** Exercise prompt **
Take each line containing "kapayapaan" and report it exactly as written.
--- START Data shown ---
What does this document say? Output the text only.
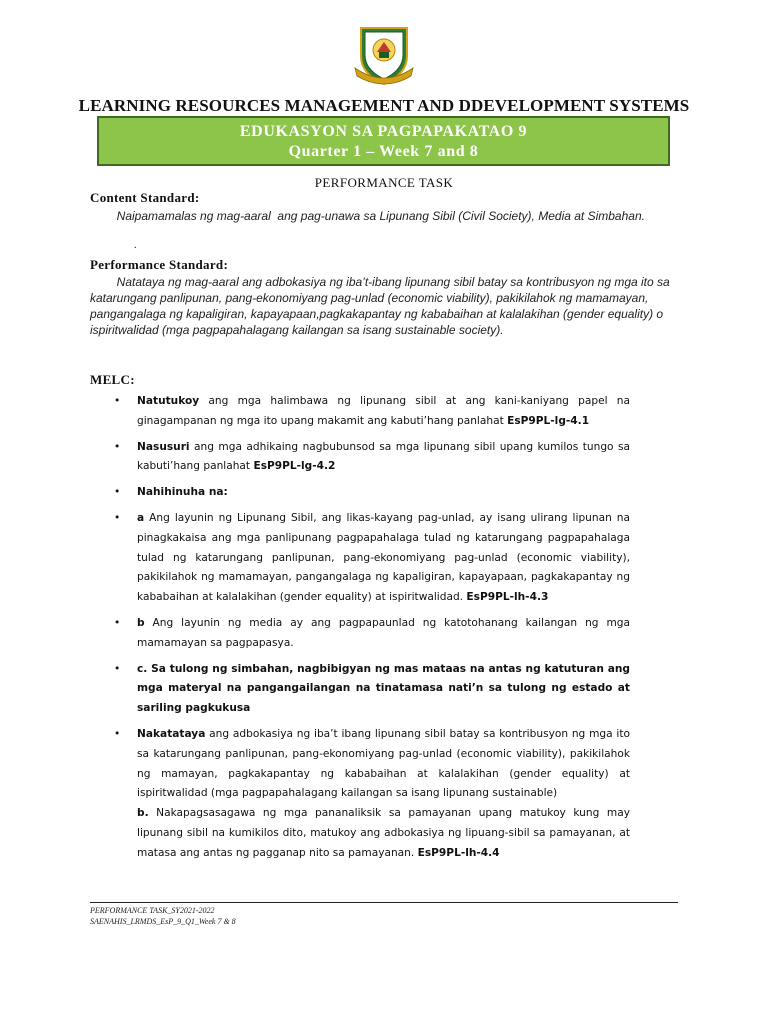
LEARNING RESOURCES MANAGEMENT AND DDEVELOPMENT SYSTEMS
EDUKASYON SA PAGPAPAKATAO 9
Quarter 1 – Week 7 and 8
PERFORMANCE TASK
Content Standard:
Naipamamalas ng mag-aaral  ang pag-unawa sa Lipunang Sibil (Civil Society), Media at Simbahan.
.
Performance Standard:
Natataya ng mag-aaral ang adbokasiya ng iba’t-ibang lipunang sibil batay sa kontribusyon ng mga ito sa katarungang panlipunan, pang-ekonomiyang pag-unlad (economic viability), pakikilahok ng mamamayan, pangangalaga ng kapaligiran, kapayapaan,pagkakapantay ng kababaihan at kalalakihan (gender equality) o ispiritwalidad (mga pagpapahalagang kailangan sa isang sustainable society).
MELC:
• Natutukoy ang mga halimbawa ng lipunang sibil at ang kani-kaniyang papel na ginagampanan ng mga ito upang makamit ang kabuti’hang panlahat EsP9PL-lg-4.1
• Nasusuri ang mga adhikaing nagbubunsod sa mga lipunang sibil upang kumilos tungo sa kabuti’hang panlahat EsP9PL-lg-4.2
• Nahihinuha na:
• a Ang layunin ng Lipunang Sibil, ang likas-kayang pag-unlad, ay isang ulirang lipunan na pinagkakaisa ang mga panlipunang pagpapahalaga tulad ng katarungang pagpapahalaga tulad ng katarungang panlipunan, pang-ekonomiyang pag-unlad (economic viability), pakikilahok ng mamamayan, pangangalaga ng kapaligiran, kapayapaan, pagkakapantay ng kababaihan at kalalakihan (gender equality) at ispiritwalidad. EsP9PL-lh-4.3
• b Ang layunin ng media ay ang pagpapaunlad ng katotohanang kailangan ng mga mamamayan sa pagpapasya.
• c. Sa tulong ng simbahan, nagbibigyan ng mas mataas na antas ng katuturan ang mga materyal na pangangailangan na tinatamasa nati’n sa tulong ng estado at sariling pagkukusa
• Nakatataya ang adbokasiya ng iba’t ibang lipunang sibil batay sa kontribusyon ng mga ito sa katarungang panlipunan, pang-ekonomiyang pag-unlad (economic viability), pakikilahok ng mamayan, pagkakapantay ng kababaihan at kalalakihan (gender equality) at ispiritwalidad (mga pagpapahalagang kailangan sa isang lipunang sustainable)
b. Nakapagsasagawa ng mga pananaliksik sa pamayanan upang matukoy kung may lipunang sibil na kumikilos dito, matukoy ang adbokasiya ng lipuang-sibil sa pamayanan, at matasa ang antas ng pagganap nito sa pamayanan. EsP9PL-lh-4.4
PERFORMANCE TASK_SY2021-2022
SAENAHIS_LRMDS_EsP_9_Q1_Week 7 & 8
--- END Data shown ---
** Worked answer **
Natataya ng mag-aaral ang adbokasiya ng iba’t-ibang lipunang sibil batay sa kontribusyon ng mga ito sa katarungang panlipunan, pang-ekonomiyang pag-unlad (economic viability), pakikilahok ng mamamayan, pangangalaga ng kapaligiran, kapayapaan,pagkakapantay ng kababaihan at kalalakihan (gender equality) o ispiritwalidad (mga pagpapahalagang kailangan sa isang sustainable society).
• a Ang layunin ng Lipunang Sibil, ang likas-kayang pag-unlad, ay isang ulirang lipunan na pinagkakaisa ang mga panlipunang pagpapahalaga tulad ng katarungang pagpapahalaga tulad ng katarungang panlipunan, pang-ekonomiyang pag-unlad (economic viability), pakikilahok ng mamamayan, pangangalaga ng kapaligiran, kapayapaan, pagkakapantay ng kababaihan at kalalakihan (gender equality) at ispiritwalidad. EsP9PL-lh-4.3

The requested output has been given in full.